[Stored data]
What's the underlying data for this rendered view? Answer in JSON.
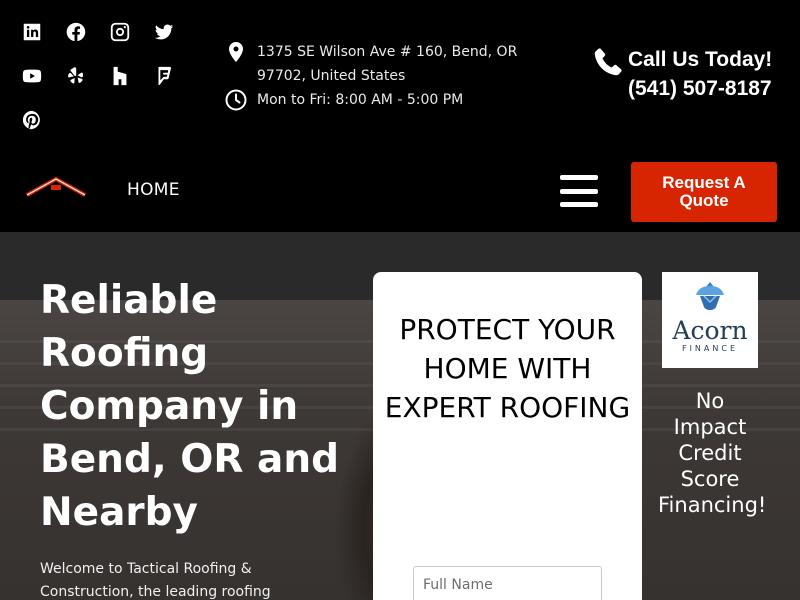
{
  "topbar": {
    "social_icons": [
      "linkedin-icon",
      "facebook-icon",
      "instagram-icon",
      "twitter-icon",
      "youtube-icon",
      "yelp-icon",
      "houzz-icon",
      "foursquare-icon",
      "pinterest-icon"
    ],
    "address": "1375 SE Wilson Ave # 160, Bend, OR 97702, United States",
    "hours": "Mon to Fri: 8:00 AM - 5:00 PM",
    "call_label": "Call Us Today!",
    "phone": "(541) 507-8187"
  },
  "nav": {
    "home_label": "HOME",
    "quote_button": "Request A Quote"
  },
  "hero": {
    "title": "Reliable Roofing Company in Bend, OR and Nearby",
    "description": "Welcome to Tactical Roofing & Construction, the leading roofing"
  },
  "form": {
    "heading": "PROTECT YOUR HOME WITH EXPERT ROOFING",
    "name_placeholder": "Full Name"
  },
  "financing": {
    "brand": "Acorn",
    "brand_sub": "FINANCE",
    "text": "No Impact Credit Score Financing!"
  },
  "colors": {
    "accent": "#d62500",
    "background": "#000000",
    "acorn_blue": "#233d57"
  }
}
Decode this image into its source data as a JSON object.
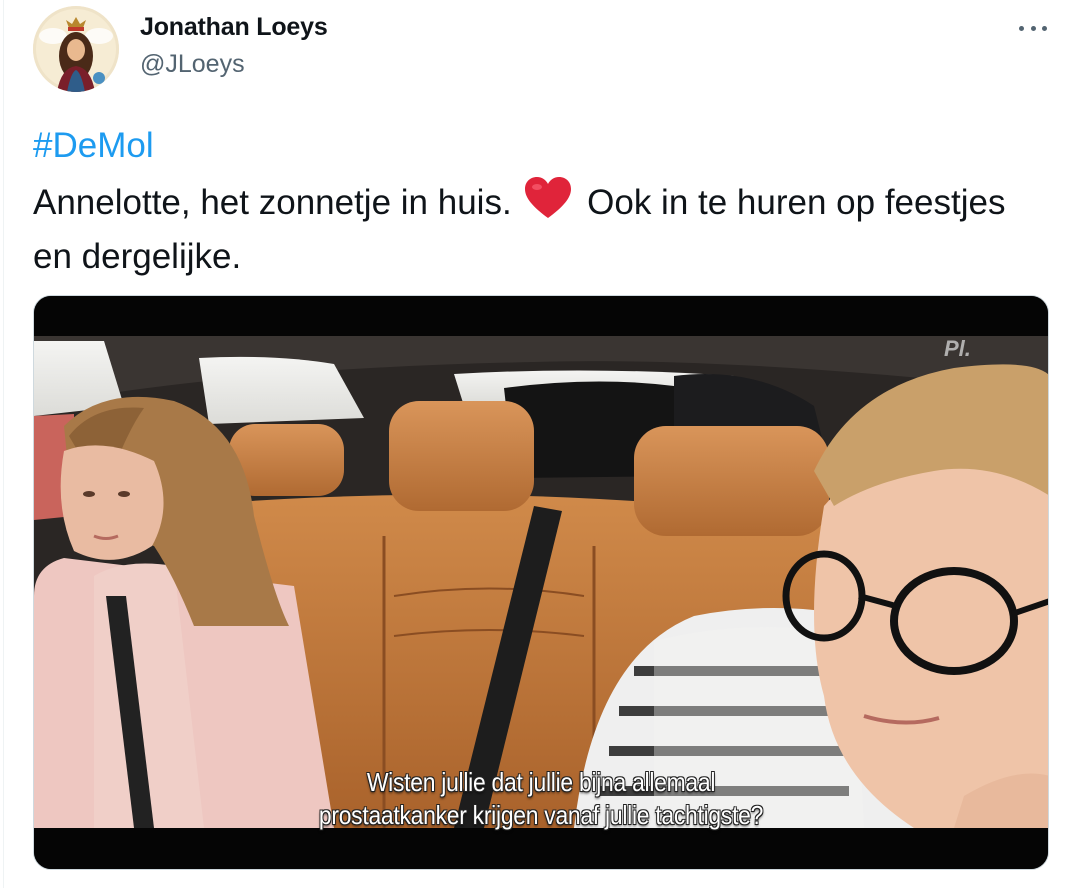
{
  "author": {
    "name": "Jonathan Loeys",
    "handle": "@JLoeys",
    "avatar_icon": "avatar"
  },
  "menu_icon": "more-horizontal-icon",
  "tweet": {
    "hashtag": "#DeMol",
    "text_before_emoji": "Annelotte, het zonnetje in huis.",
    "emoji": "red-heart-icon",
    "text_after_emoji": "Ook in te huren op feestjes en dergelijke."
  },
  "media": {
    "subtitle_line_1": "Wisten jullie dat jullie bijna allemaal",
    "subtitle_line_2": "prostaatkanker krijgen vanaf jullie tachtigste?"
  },
  "colors": {
    "link": "#1d9bf0",
    "handle": "#536471",
    "heart": "#e0243a",
    "seat_leather": "#c07a3e"
  }
}
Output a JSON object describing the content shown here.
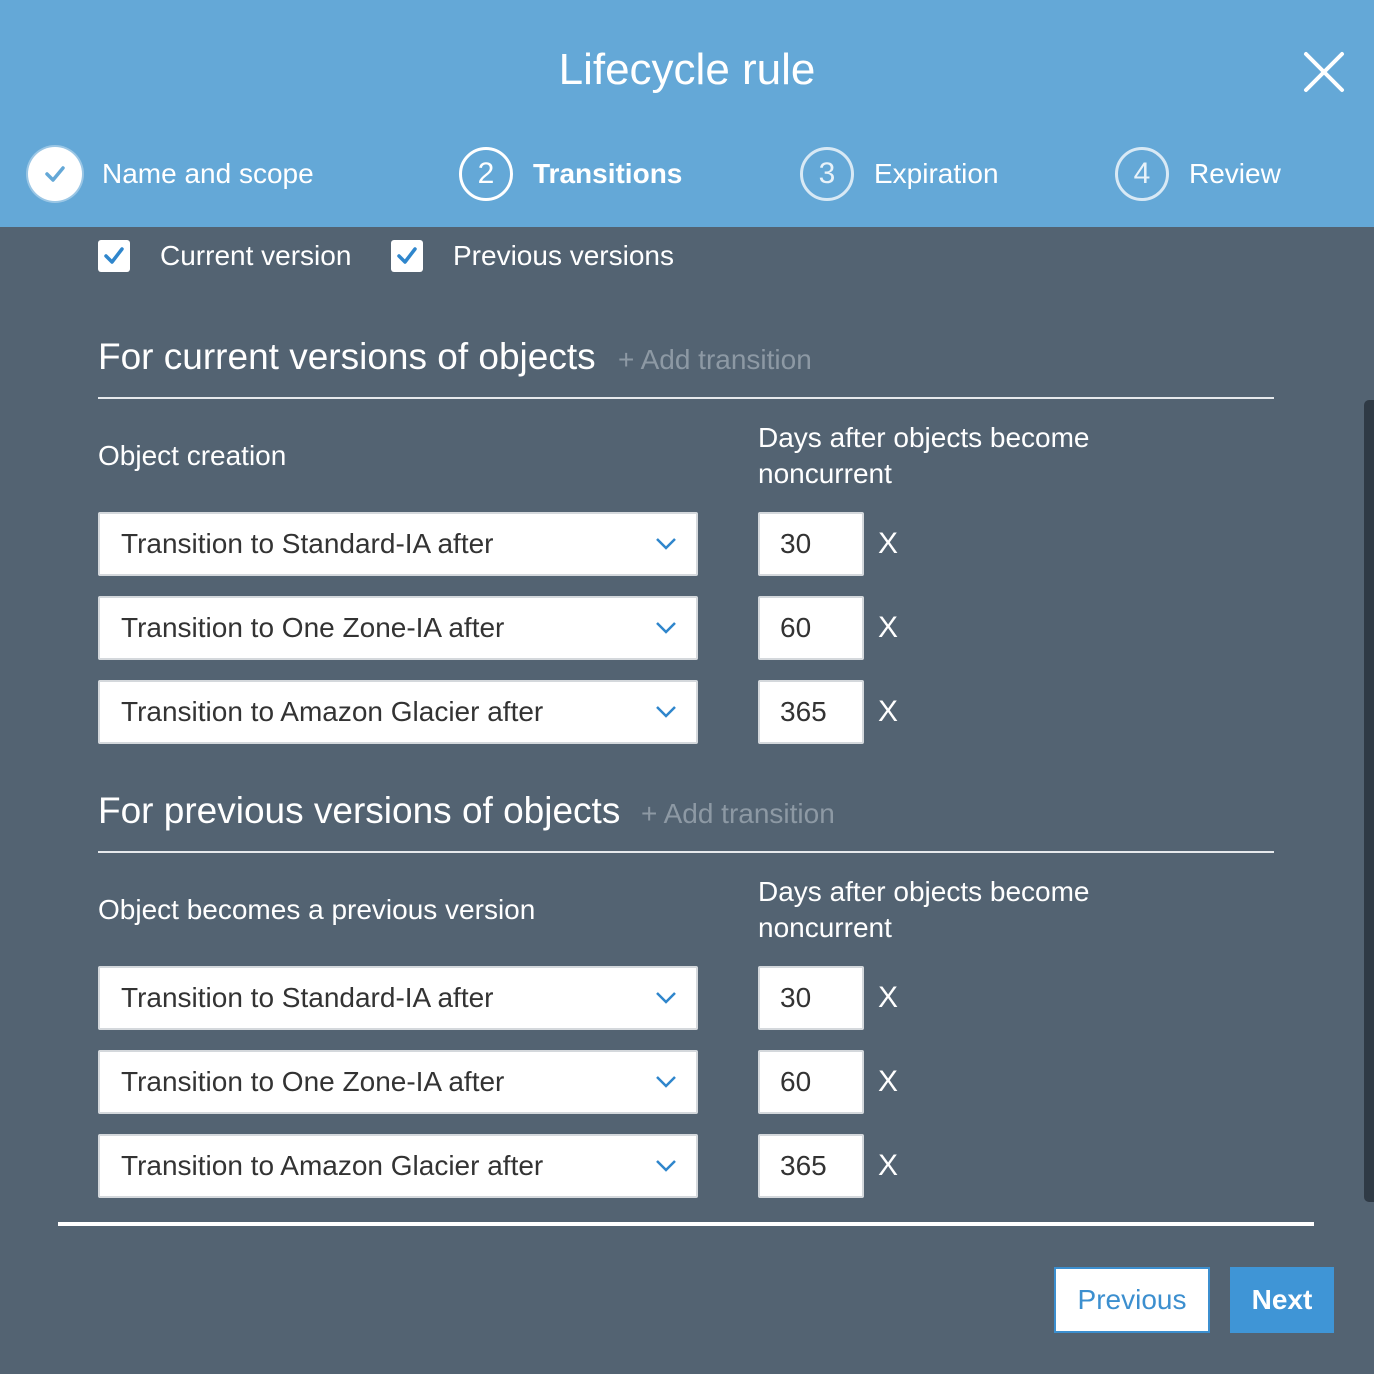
{
  "dialog": {
    "title": "Lifecycle rule",
    "close_icon": "close-icon"
  },
  "steps": [
    {
      "number": "",
      "label": "Name and scope",
      "state": "completed",
      "icon": "check-icon"
    },
    {
      "number": "2",
      "label": "Transitions",
      "state": "active"
    },
    {
      "number": "3",
      "label": "Expiration",
      "state": "pending"
    },
    {
      "number": "4",
      "label": "Review",
      "state": "pending"
    }
  ],
  "versions": {
    "current": {
      "label": "Current version",
      "checked": true
    },
    "previous": {
      "label": "Previous versions",
      "checked": true
    }
  },
  "current_section": {
    "title": "For current versions of objects",
    "add_transition": "+ Add transition",
    "col1": "Object creation",
    "col2": "Days after objects become noncurrent",
    "rows": [
      {
        "storage": "Transition to Standard-IA after",
        "days": "30",
        "remove": "X"
      },
      {
        "storage": "Transition to One Zone-IA after",
        "days": "60",
        "remove": "X"
      },
      {
        "storage": "Transition to Amazon Glacier after",
        "days": "365",
        "remove": "X"
      }
    ]
  },
  "previous_section": {
    "title": "For previous versions of objects",
    "add_transition": "+ Add transition",
    "col1": "Object becomes a previous version",
    "col2": "Days after objects become noncurrent",
    "rows": [
      {
        "storage": "Transition to Standard-IA after",
        "days": "30",
        "remove": "X"
      },
      {
        "storage": "Transition to One Zone-IA after",
        "days": "60",
        "remove": "X"
      },
      {
        "storage": "Transition to Amazon Glacier after",
        "days": "365",
        "remove": "X"
      }
    ]
  },
  "footer": {
    "previous_label": "Previous",
    "next_label": "Next"
  },
  "colors": {
    "header_bg": "#64a8d7",
    "body_bg": "#536372",
    "primary": "#3f95d6"
  }
}
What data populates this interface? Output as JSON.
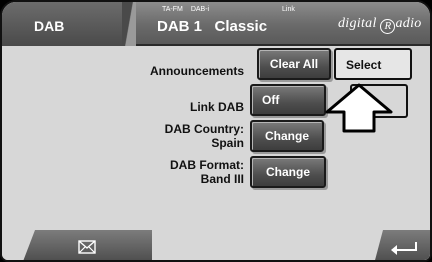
{
  "header": {
    "tab_label": "DAB",
    "source_tags": [
      "TA-FM",
      "DAB-i"
    ],
    "link_tag": "Link",
    "station": "DAB 1   Classic",
    "logo_prefix": "digital ",
    "logo_mark": "R",
    "logo_suffix": "adio"
  },
  "settings": {
    "announcements": {
      "label": "Announcements",
      "clear_all": "Clear All",
      "select": "Select"
    },
    "link_dab": {
      "label": "Link DAB",
      "value": "Off"
    },
    "country": {
      "label_line1": "DAB Country:",
      "label_line2": "Spain",
      "action": "Change"
    },
    "format": {
      "label_line1": "DAB Format:",
      "label_line2": "Band III",
      "action": "Change"
    }
  },
  "icons": {
    "mail": "envelope-icon",
    "back": "return-arrow-icon",
    "pointer": "up-arrow-pointer-icon"
  },
  "colors": {
    "background": "#d7d7d7",
    "header": "#6a6a6a",
    "button": "#4e4e4e",
    "select_button": "#e6e6e6"
  }
}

* [Task brief]
Take the data above and repeat it exactly, leaving each picture out.

* [The solution]
What's the underlying data for this rendered view? Answer in JSON.
{
  "topbar": {
    "social_icons": [
      "linkedin-icon",
      "facebook-icon",
      "instagram-icon",
      "twitter-icon",
      "youtube-icon",
      "yelp-icon",
      "houzz-icon",
      "foursquare-icon",
      "pinterest-icon"
    ],
    "address": "1375 SE Wilson Ave # 160, Bend, OR 97702, United States",
    "hours": "Mon to Fri: 8:00 AM - 5:00 PM",
    "call_label": "Call Us Today!",
    "phone": "(541) 507-8187"
  },
  "nav": {
    "home_label": "HOME",
    "quote_button": "Request A Quote"
  },
  "hero": {
    "title": "Reliable Roofing Company in Bend, OR and Nearby",
    "description": "Welcome to Tactical Roofing & Construction, the leading roofing"
  },
  "form": {
    "heading": "PROTECT YOUR HOME WITH EXPERT ROOFING",
    "name_placeholder": "Full Name"
  },
  "financing": {
    "brand": "Acorn",
    "brand_sub": "FINANCE",
    "text": "No Impact Credit Score Financing!"
  },
  "colors": {
    "accent": "#d62500",
    "background": "#000000",
    "acorn_blue": "#233d57"
  }
}
Decode this image into its source data as a JSON object.
{
  "author": {
    "name": "Jonathan Loeys",
    "handle": "@JLoeys",
    "avatar_icon": "avatar"
  },
  "menu_icon": "more-horizontal-icon",
  "tweet": {
    "hashtag": "#DeMol",
    "text_before_emoji": "Annelotte, het zonnetje in huis.",
    "emoji": "red-heart-icon",
    "text_after_emoji": "Ook in te huren op feestjes en dergelijke."
  },
  "media": {
    "subtitle_line_1": "Wisten jullie dat jullie bijna allemaal",
    "subtitle_line_2": "prostaatkanker krijgen vanaf jullie tachtigste?"
  },
  "colors": {
    "link": "#1d9bf0",
    "handle": "#536471",
    "heart": "#e0243a",
    "seat_leather": "#c07a3e"
  }
}
Output a JSON object describing the content shown here.
{
  "dialog": {
    "title": "Lifecycle rule",
    "close_icon": "close-icon"
  },
  "steps": [
    {
      "number": "",
      "label": "Name and scope",
      "state": "completed",
      "icon": "check-icon"
    },
    {
      "number": "2",
      "label": "Transitions",
      "state": "active"
    },
    {
      "number": "3",
      "label": "Expiration",
      "state": "pending"
    },
    {
      "number": "4",
      "label": "Review",
      "state": "pending"
    }
  ],
  "versions": {
    "current": {
      "label": "Current version",
      "checked": true
    },
    "previous": {
      "label": "Previous versions",
      "checked": true
    }
  },
  "current_section": {
    "title": "For current versions of objects",
    "add_transition": "+ Add transition",
    "col1": "Object creation",
    "col2": "Days after objects become noncurrent",
    "rows": [
      {
        "storage": "Transition to Standard-IA after",
        "days": "30",
        "remove": "X"
      },
      {
        "storage": "Transition to One Zone-IA after",
        "days": "60",
        "remove": "X"
      },
      {
        "storage": "Transition to Amazon Glacier after",
        "days": "365",
        "remove": "X"
      }
    ]
  },
  "previous_section": {
    "title": "For previous versions of objects",
    "add_transition": "+ Add transition",
    "col1": "Object becomes a previous version",
    "col2": "Days after objects become noncurrent",
    "rows": [
      {
        "storage": "Transition to Standard-IA after",
        "days": "30",
        "remove": "X"
      },
      {
        "storage": "Transition to One Zone-IA after",
        "days": "60",
        "remove": "X"
      },
      {
        "storage": "Transition to Amazon Glacier after",
        "days": "365",
        "remove": "X"
      }
    ]
  },
  "footer": {
    "previous_label": "Previous",
    "next_label": "Next"
  },
  "colors": {
    "header_bg": "#64a8d7",
    "body_bg": "#536372",
    "primary": "#3f95d6"
  }
}
What data populates this interface? Output as JSON.
{
  "header": {
    "tab_label": "DAB",
    "source_tags": [
      "TA-FM",
      "DAB-i"
    ],
    "link_tag": "Link",
    "station": "DAB 1   Classic",
    "logo_prefix": "digital ",
    "logo_mark": "R",
    "logo_suffix": "adio"
  },
  "settings": {
    "announcements": {
      "label": "Announcements",
      "clear_all": "Clear All",
      "select": "Select"
    },
    "link_dab": {
      "label": "Link DAB",
      "value": "Off"
    },
    "country": {
      "label_line1": "DAB Country:",
      "label_line2": "Spain",
      "action": "Change"
    },
    "format": {
      "label_line1": "DAB Format:",
      "label_line2": "Band III",
      "action": "Change"
    }
  },
  "icons": {
    "mail": "envelope-icon",
    "back": "return-arrow-icon",
    "pointer": "up-arrow-pointer-icon"
  },
  "colors": {
    "background": "#d7d7d7",
    "header": "#6a6a6a",
    "button": "#4e4e4e",
    "select_button": "#e6e6e6"
  }
}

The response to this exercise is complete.